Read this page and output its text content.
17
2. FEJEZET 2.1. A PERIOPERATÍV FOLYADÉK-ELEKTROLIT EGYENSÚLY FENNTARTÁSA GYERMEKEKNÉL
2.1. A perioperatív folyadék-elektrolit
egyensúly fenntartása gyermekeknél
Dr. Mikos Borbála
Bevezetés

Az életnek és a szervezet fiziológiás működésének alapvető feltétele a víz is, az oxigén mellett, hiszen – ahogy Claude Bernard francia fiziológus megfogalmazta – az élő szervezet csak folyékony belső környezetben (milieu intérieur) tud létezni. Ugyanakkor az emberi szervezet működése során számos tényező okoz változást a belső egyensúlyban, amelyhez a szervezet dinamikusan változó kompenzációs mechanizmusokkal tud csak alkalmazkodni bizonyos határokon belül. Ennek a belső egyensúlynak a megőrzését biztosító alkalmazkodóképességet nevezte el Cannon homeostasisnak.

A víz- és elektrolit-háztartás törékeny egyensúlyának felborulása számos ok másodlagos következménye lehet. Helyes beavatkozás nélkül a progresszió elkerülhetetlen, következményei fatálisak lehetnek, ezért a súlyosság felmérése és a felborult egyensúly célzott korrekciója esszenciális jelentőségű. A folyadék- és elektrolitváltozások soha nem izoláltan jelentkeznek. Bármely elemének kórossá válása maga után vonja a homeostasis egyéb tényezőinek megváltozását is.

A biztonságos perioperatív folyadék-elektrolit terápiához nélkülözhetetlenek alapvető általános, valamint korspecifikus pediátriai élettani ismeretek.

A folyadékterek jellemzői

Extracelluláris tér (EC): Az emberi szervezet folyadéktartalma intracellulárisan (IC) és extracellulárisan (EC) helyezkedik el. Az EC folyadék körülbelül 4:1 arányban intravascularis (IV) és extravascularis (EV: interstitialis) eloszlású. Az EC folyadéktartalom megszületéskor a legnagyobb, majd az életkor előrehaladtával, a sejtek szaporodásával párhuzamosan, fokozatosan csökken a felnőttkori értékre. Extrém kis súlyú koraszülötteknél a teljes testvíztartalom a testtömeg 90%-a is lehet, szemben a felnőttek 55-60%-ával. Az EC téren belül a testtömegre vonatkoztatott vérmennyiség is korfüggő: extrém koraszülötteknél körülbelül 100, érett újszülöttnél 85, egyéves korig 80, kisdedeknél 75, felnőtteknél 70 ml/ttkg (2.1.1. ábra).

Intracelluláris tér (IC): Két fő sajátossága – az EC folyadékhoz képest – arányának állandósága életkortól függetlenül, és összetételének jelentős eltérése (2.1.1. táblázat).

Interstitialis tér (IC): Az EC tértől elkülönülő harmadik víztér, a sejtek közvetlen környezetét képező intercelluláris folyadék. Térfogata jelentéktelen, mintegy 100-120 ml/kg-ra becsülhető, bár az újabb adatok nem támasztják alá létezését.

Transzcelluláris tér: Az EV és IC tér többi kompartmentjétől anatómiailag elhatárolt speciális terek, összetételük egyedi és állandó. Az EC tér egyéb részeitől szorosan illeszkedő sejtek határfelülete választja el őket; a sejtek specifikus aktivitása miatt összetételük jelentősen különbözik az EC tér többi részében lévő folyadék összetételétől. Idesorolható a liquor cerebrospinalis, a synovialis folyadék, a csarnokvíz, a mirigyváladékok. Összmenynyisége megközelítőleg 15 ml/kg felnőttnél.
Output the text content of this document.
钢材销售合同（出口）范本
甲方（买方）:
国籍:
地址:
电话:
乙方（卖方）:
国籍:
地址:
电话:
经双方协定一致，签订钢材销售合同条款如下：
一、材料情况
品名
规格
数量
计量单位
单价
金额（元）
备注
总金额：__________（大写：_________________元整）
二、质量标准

-*-

- [WHAT YOU WILL DO]:
Write out the entries in full, exactly as given.

- [PROBLEM SOLUTION]:
Read this page and output its text content.
17
2. FEJEZET 2.1. A PERIOPERATÍV FOLYADÉK-ELEKTROLIT EGYENSÚLY FENNTARTÁSA GYERMEKEKNÉL
2.1. A perioperatív folyadék-elektrolit
egyensúly fenntartása gyermekeknél
Dr. Mikos Borbála
Bevezetés

Az életnek és a szervezet fiziológiás működésének alapvető feltétele a víz is, az oxigén mellett, hiszen – ahogy Claude Bernard francia fiziológus megfogalmazta – az élő szervezet csak folyékony belső környezetben (milieu intérieur) tud létezni. Ugyanakkor az emberi szervezet működése során számos tényező okoz változást a belső egyensúlyban, amelyhez a szervezet dinamikusan változó kompenzációs mechanizmusokkal tud csak alkalmazkodni bizonyos határokon belül. Ennek a belső egyensúlynak a megőrzését biztosító alkalmazkodóképességet nevezte el Cannon homeostasisnak.

A víz- és elektrolit-háztartás törékeny egyensúlyának felborulása számos ok másodlagos következménye lehet. Helyes beavatkozás nélkül a progresszió elkerülhetetlen, következményei fatálisak lehetnek, ezért a súlyosság felmérése és a felborult egyensúly célzott korrekciója esszenciális jelentőségű. A folyadék- és elektrolitváltozások soha nem izoláltan jelentkeznek. Bármely elemének kórossá válása maga után vonja a homeostasis egyéb tényezőinek megváltozását is.

A biztonságos perioperatív folyadék-elektrolit terápiához nélkülözhetetlenek alapvető általános, valamint korspecifikus pediátriai élettani ismeretek.

A folyadékterek jellemzői

Extracelluláris tér (EC): Az emberi szervezet folyadéktartalma intracellulárisan (IC) és extracellulárisan (EC) helyezkedik el. Az EC folyadék körülbelül 4:1 arányban intravascularis (IV) és extravascularis (EV: interstitialis) eloszlású. Az EC folyadéktartalom megszületéskor a legnagyobb, majd az életkor előrehaladtával, a sejtek szaporodásával párhuzamosan, fokozatosan csökken a felnőttkori értékre. Extrém kis súlyú koraszülötteknél a teljes testvíztartalom a testtömeg 90%-a is lehet, szemben a felnőttek 55-60%-ával. Az EC téren belül a testtömegre vonatkoztatott vérmennyiség is korfüggő: extrém koraszülötteknél körülbelül 100, érett újszülöttnél 85, egyéves korig 80, kisdedeknél 75, felnőtteknél 70 ml/ttkg (2.1.1. ábra).

Intracelluláris tér (IC): Két fő sajátossága – az EC folyadékhoz képest – arányának állandósága életkortól függetlenül, és összetételének jelentős eltérése (2.1.1. táblázat).

Interstitialis tér (IC): Az EC tértől elkülönülő harmadik víztér, a sejtek közvetlen környezetét képező intercelluláris folyadék. Térfogata jelentéktelen, mintegy 100-120 ml/kg-ra becsülhető, bár az újabb adatok nem támasztják alá létezését.

Transzcelluláris tér: Az EV és IC tér többi kompartmentjétől anatómiailag elhatárolt speciális terek, összetételük egyedi és állandó. Az EC tér egyéb részeitől szorosan illeszkedő sejtek határfelülete választja el őket; a sejtek specifikus aktivitása miatt összetételük jelentősen különbözik az EC tér többi részében lévő folyadék összetételétől. Idesorolható a liquor cerebrospinalis, a synovialis folyadék, a csarnokvíz, a mirigyváladékok. Összmenynyisége megközelítőleg 15 ml/kg felnőttnél.
Output the text content of this document.
钢材销售合同（出口）范本
甲方（买方）:
国籍:
地址:
电话:
乙方（卖方）:
国籍:
地址:
电话:
经双方协定一致，签订钢材销售合同条款如下：
一、材料情况
品名
规格
数量
计量单位
单价
金额（元）
备注
总金额：__________（大写：_________________元整）
二、质量标准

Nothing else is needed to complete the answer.